» **TEXT EXTRACT**
++++++++++++++++++++
Rating: 4 (of 5)
Now that all three of the principal trio have been established, episode 3 gets down to the business of working on Loid’s mission. This reveals three things:
- Loid has no idea how to rely on other people to get things done, and is going to have a hard time adjusting to circumstances where he cannot completely control the behavior of others.
- Yor has a thing for cutting implements that goes beyond just her job as an assassin and is, frankly, a little disturbing.
- Anya doesn’t just steal nearly every scene that she’s in; she can also direct or upend the flow of any scene just by being a 5-year-old. (Or however old she actually is.) And neither adult has the faintest clue that at least some of the time she’s doing this deliberately; in fact, one of the episode’s most ironic moments comes when they see Anya’s scrawling depiction of what’s going on with her parents and completely mistake it for having to do with the spy cartoon she watches – since of course a 5-year-old couldn’t really know what’s actually going on, right?
This combination of elements percolating together helps make the series’ third episode fully entertaining despite it having the lowest action content so far (and by a wide margin, too); really, the only thing which could count as an action scene is the brief chase-down of the purse snatcher, and that seems more like an acknowledgement that it’s not a proper spy show without at least some action rather than a core plot element. The trio look good together and play off each other well, to the point that they would be convincing as a family even if they weren’t pretending; the scene featured in the screen shot above shows that there may be more chemistry building between Loid and Yor than either probably cares to admit.
++++++++++++++++++++
» **PROVIDED DATA**
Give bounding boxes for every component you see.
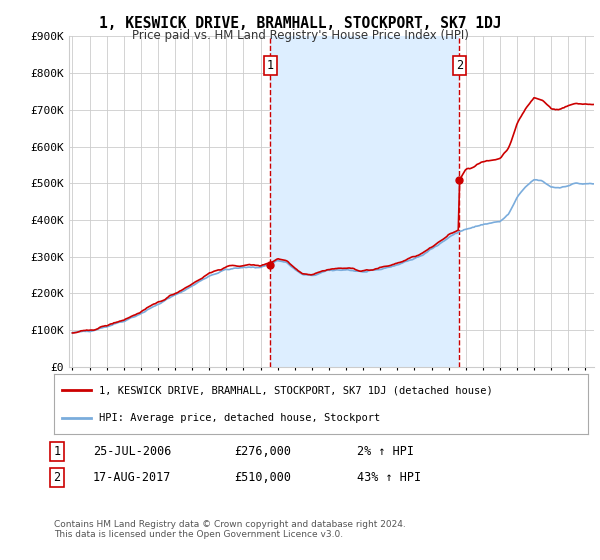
++++++++++++++++++++
» **JOB**
Copy the part of the episode review from "This combination of" up to and including "cares to admit." word for word.

» **ANSWER BELOW**
This combination of elements percolating together helps make the series’ third episode fully entertaining despite it having the lowest action content so far (and by a wide margin, too); really, the only thing which could count as an action scene is the brief chase-down of the purse snatcher, and that seems more like an acknowledgement that it’s not a proper spy show without at least some action rather than a core plot element. The trio look good together and play off each other well, to the point that they would be convincing as a family even if they weren’t pretending; the scene featured in the screen shot above shows that there may be more chemistry building between Loid and Yor than either probably cares to admit.